• [Task instructions]: Please return each line of the data below unchanged, in the same order. Leave the pictures out of your answer.

• [Material to process]:

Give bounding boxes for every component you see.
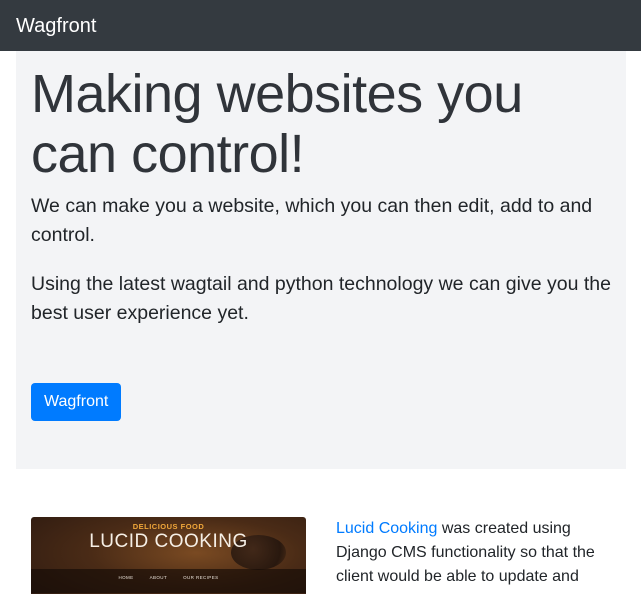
wagfront-button[interactable]: Wagfront — [31, 383, 122, 421]
hero-lead-text-2: Using the latest wagtail and python tech… — [31, 273, 611, 324]
project-description: Lucid Cooking was created using Django C… — [336, 517, 621, 589]
navbar-brand-link[interactable]: Wagfront — [16, 14, 96, 38]
screenshot-title: LUCID COOKING — [89, 531, 248, 552]
screenshot-kicker: DELICIOUS FOOD — [132, 522, 205, 531]
hero-heading: Making websites you can control! — [31, 64, 523, 184]
screenshot-nav-item: OUR RECIPES — [183, 575, 219, 580]
lucid-cooking-screenshot[interactable]: DELICIOUS FOOD LUCID COOKING HOME ABOUT … — [31, 517, 306, 594]
screenshot-nav-item: ABOUT — [149, 575, 168, 580]
screenshot-nav-band — [31, 569, 306, 593]
hero-jumbotron: Making websites you can control! We can … — [16, 51, 626, 469]
top-navbar: Wagfront — [0, 0, 641, 51]
screenshot-nav-menu: HOME ABOUT OUR RECIPES — [31, 575, 306, 580]
lucid-cooking-link[interactable]: Lucid Cooking — [336, 520, 437, 537]
screenshot-nav-item: HOME — [118, 575, 134, 580]
hero-lead-text: We can make you a website, which you can… — [31, 195, 593, 246]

• [In response]:
Give bounding boxes for every component you see.
wagfront-button[interactable]: Wagfront — [31, 383, 122, 421]
hero-lead-text-2: Using the latest wagtail and python tech… — [31, 273, 611, 324]
project-description: Lucid Cooking was created using Django C… — [336, 517, 621, 589]
navbar-brand-link[interactable]: Wagfront — [16, 14, 96, 38]
screenshot-title: LUCID COOKING — [89, 531, 248, 552]
screenshot-kicker: DELICIOUS FOOD — [132, 522, 205, 531]
hero-heading: Making websites you can control! — [31, 64, 523, 184]
screenshot-nav-item: OUR RECIPES — [183, 575, 219, 580]
lucid-cooking-screenshot[interactable]: DELICIOUS FOOD LUCID COOKING HOME ABOUT … — [31, 517, 306, 594]
screenshot-nav-item: ABOUT — [149, 575, 168, 580]
screenshot-nav-band — [31, 569, 306, 593]
hero-jumbotron: Making websites you can control! We can … — [16, 51, 626, 469]
top-navbar: Wagfront — [0, 0, 641, 51]
screenshot-nav-menu: HOME ABOUT OUR RECIPES — [31, 575, 306, 580]
lucid-cooking-link[interactable]: Lucid Cooking — [336, 520, 437, 537]
screenshot-nav-item: HOME — [118, 575, 134, 580]
hero-lead-text: We can make you a website, which you can… — [31, 195, 593, 246]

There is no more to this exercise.